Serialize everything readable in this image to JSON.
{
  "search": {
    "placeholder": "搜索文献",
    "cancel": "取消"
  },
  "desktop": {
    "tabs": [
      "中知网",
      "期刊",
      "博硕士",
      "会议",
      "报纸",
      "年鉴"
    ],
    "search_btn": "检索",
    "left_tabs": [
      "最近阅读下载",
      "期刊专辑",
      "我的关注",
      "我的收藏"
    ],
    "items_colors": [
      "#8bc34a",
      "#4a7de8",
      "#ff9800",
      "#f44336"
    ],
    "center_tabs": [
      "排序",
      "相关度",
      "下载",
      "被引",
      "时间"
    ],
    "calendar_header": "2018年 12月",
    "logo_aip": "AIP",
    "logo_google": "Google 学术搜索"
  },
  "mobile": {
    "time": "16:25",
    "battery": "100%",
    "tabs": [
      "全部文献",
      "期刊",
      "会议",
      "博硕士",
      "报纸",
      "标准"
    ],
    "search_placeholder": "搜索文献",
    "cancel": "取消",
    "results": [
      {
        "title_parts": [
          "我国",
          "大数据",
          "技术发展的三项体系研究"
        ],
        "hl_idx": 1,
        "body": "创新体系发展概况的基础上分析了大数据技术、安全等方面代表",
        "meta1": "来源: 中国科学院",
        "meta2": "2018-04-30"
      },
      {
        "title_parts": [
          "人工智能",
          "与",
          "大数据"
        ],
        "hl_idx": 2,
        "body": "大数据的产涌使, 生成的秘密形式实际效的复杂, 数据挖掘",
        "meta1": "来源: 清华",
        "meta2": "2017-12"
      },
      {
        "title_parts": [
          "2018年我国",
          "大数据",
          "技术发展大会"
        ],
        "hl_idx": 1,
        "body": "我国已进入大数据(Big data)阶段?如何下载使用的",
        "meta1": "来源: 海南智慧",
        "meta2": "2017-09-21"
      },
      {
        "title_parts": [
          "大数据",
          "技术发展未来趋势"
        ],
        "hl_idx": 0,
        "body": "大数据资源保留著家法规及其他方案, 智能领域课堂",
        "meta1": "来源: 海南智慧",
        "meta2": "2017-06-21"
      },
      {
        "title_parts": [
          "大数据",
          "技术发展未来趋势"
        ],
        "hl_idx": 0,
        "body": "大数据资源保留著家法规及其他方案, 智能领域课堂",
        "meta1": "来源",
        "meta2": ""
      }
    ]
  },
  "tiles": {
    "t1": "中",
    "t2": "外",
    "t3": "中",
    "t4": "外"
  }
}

**Required task**:
Show each line in the entries that holds the string "body".

**The output**:
        "body": "创新体系发展概况的基础上分析了大数据技术、安全等方面代表",
        "body": "大数据的产涌使, 生成的秘密形式实际效的复杂, 数据挖掘",
        "body": "我国已进入大数据(Big data)阶段?如何下载使用的",
        "body": "大数据资源保留著家法规及其他方案, 智能领域课堂",
        "body": "大数据资源保留著家法规及其他方案, 智能领域课堂",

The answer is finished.